[Records from a collection of figures]

--*--

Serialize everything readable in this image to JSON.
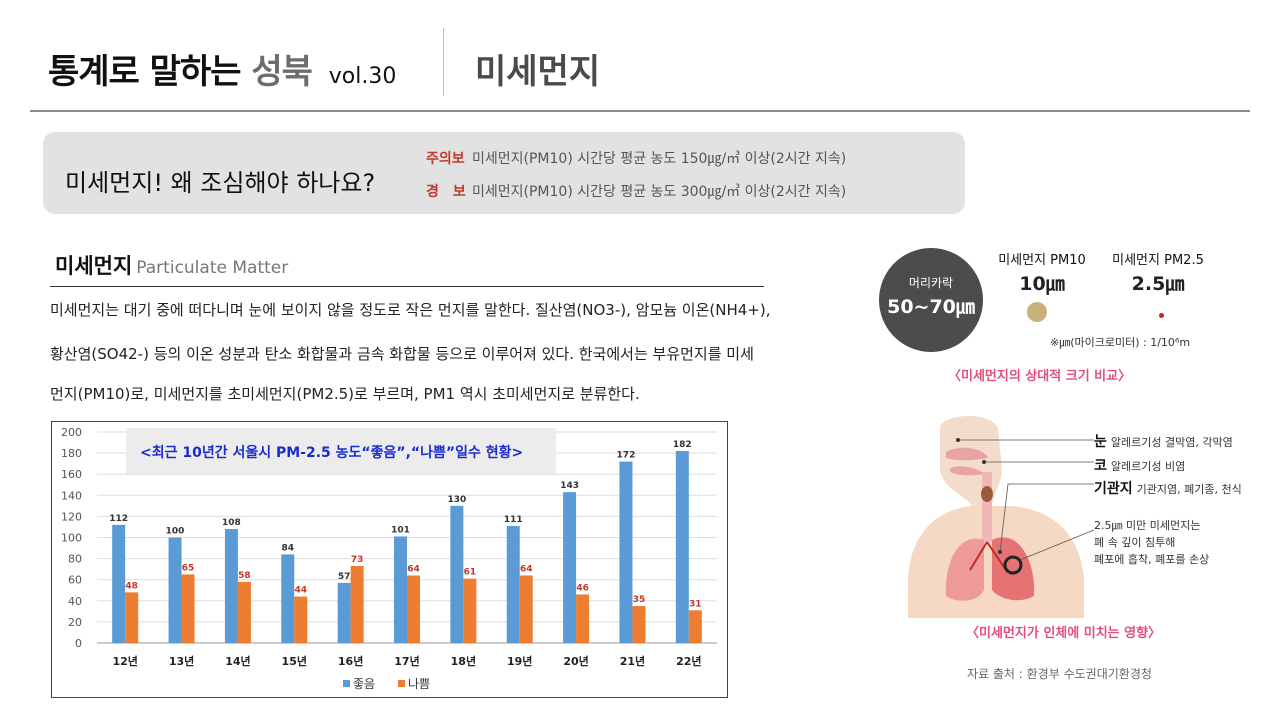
{
  "header": {
    "title_prefix": "통계로 말하는",
    "title_place": "성북",
    "volume": "vol.30",
    "topic": "미세먼지"
  },
  "alert": {
    "question": "미세먼지! 왜 조심해야 하나요?",
    "advisory_label": "주의보",
    "advisory_text": "미세먼지(PM10) 시간당 평균 농도 150㎍/㎥ 이상(2시간 지속)",
    "warning_label": "경　보",
    "warning_text": "미세먼지(PM10) 시간당 평균 농도 300㎍/㎥ 이상(2시간 지속)"
  },
  "section": {
    "title_ko": "미세먼지",
    "title_en": "Particulate Matter",
    "para_line1": "미세먼지는 대기 중에 떠다니며 눈에 보이지 않을 정도로 작은 먼지를 말한다. 질산염(NO3-), 암모늄 이온(NH4+),",
    "para_line2": "황산염(SO42-) 등의 이온 성분과 탄소 화합물과 금속 화합물 등으로 이루어져 있다. 한국에서는 부유먼지를 미세",
    "para_line3": "먼지(PM10)로, 미세먼지를 초미세먼지(PM2.5)로 부르며, PM1 역시 초미세먼지로 분류한다."
  },
  "size_compare": {
    "hair_label": "머리카락",
    "hair_value": "50~70㎛",
    "pm10_label": "미세먼지 PM10",
    "pm10_value": "10㎛",
    "pm25_label": "미세먼지 PM2.5",
    "pm25_value": "2.5㎛",
    "unit_note": "※㎛(마이크로미터) : 1/10⁶m",
    "caption": "〈미세먼지의 상대적 크기 비교〉",
    "colors": {
      "hair": "#4c4c4c",
      "pm10": "#c9b27a",
      "pm25": "#d51a1a"
    }
  },
  "health": {
    "eye_title": "눈",
    "eye_text": "알레르기성 결막염, 각막염",
    "nose_title": "코",
    "nose_text": "알레르기성 비염",
    "bronchi_title": "기관지",
    "bronchi_text": "기관지염, 폐기종, 천식",
    "lung_line1": "2.5㎛ 미만 미세먼지는",
    "lung_line2": "폐 속 깊이 침투해",
    "lung_line3": "폐포에 흡착, 폐포를 손상",
    "caption": "〈미세먼지가 인체에 미치는 영향〉",
    "source": "자료 출처 : 환경부 수도권대기환경청"
  },
  "chart_data": {
    "type": "bar",
    "title": "<최근 10년간 서울시 PM-2.5 농도“좋음”,“나쁨”일수 현황>",
    "categories": [
      "12년",
      "13년",
      "14년",
      "15년",
      "16년",
      "17년",
      "18년",
      "19년",
      "20년",
      "21년",
      "22년"
    ],
    "series": [
      {
        "name": "좋음",
        "color": "#5b9bd5",
        "values": [
          112,
          100,
          108,
          84,
          57,
          101,
          130,
          111,
          143,
          172,
          182
        ]
      },
      {
        "name": "나쁨",
        "color": "#ed7d31",
        "values": [
          48,
          65,
          58,
          44,
          73,
          64,
          61,
          64,
          46,
          35,
          31
        ]
      }
    ],
    "ylim": [
      0,
      200
    ],
    "yticks": [
      0,
      20,
      40,
      60,
      80,
      100,
      120,
      140,
      160,
      180,
      200
    ],
    "grid": true,
    "legend": "bottom"
  }
}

--*--

▶ _Challenge_: Lines that hold the word "caption" are the ones to return, every one of them.

▶ _Result for this task_:
    "caption": "〈미세먼지의 상대적 크기 비교〉",
    "caption": "〈미세먼지가 인체에 미치는 영향〉",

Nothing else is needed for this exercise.